━━━ Task material

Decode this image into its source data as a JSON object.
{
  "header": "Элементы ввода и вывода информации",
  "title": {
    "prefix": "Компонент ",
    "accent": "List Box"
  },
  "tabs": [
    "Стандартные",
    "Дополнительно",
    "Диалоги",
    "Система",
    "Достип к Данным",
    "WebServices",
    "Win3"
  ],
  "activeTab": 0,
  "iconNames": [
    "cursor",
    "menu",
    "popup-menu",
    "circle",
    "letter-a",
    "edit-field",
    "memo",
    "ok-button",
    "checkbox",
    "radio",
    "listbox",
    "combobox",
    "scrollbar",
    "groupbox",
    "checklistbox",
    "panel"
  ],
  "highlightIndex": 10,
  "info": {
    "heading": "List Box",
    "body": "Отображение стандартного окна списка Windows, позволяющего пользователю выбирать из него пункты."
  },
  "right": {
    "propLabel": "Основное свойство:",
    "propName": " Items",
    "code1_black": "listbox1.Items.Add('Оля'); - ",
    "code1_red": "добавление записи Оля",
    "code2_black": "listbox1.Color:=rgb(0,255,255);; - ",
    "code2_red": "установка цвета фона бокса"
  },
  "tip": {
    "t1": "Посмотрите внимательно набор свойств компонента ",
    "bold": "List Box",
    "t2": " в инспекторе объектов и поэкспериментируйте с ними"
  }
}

━━━━━━

Do this: Using the listing above, please repeat every entry exactly.

The solution:
Decode this image into its source data as a JSON object.
{
  "header": "Элементы ввода и вывода информации",
  "title": {
    "prefix": "Компонент ",
    "accent": "List Box"
  },
  "tabs": [
    "Стандартные",
    "Дополнительно",
    "Диалоги",
    "Система",
    "Достип к Данным",
    "WebServices",
    "Win3"
  ],
  "activeTab": 0,
  "iconNames": [
    "cursor",
    "menu",
    "popup-menu",
    "circle",
    "letter-a",
    "edit-field",
    "memo",
    "ok-button",
    "checkbox",
    "radio",
    "listbox",
    "combobox",
    "scrollbar",
    "groupbox",
    "checklistbox",
    "panel"
  ],
  "highlightIndex": 10,
  "info": {
    "heading": "List Box",
    "body": "Отображение стандартного окна списка Windows, позволяющего пользователю выбирать из него пункты."
  },
  "right": {
    "propLabel": "Основное свойство:",
    "propName": " Items",
    "code1_black": "listbox1.Items.Add('Оля'); - ",
    "code1_red": "добавление записи Оля",
    "code2_black": "listbox1.Color:=rgb(0,255,255);; - ",
    "code2_red": "установка цвета фона бокса"
  },
  "tip": {
    "t1": "Посмотрите внимательно набор свойств компонента ",
    "bold": "List Box",
    "t2": " в инспекторе объектов и поэкспериментируйте с ними"
  }
}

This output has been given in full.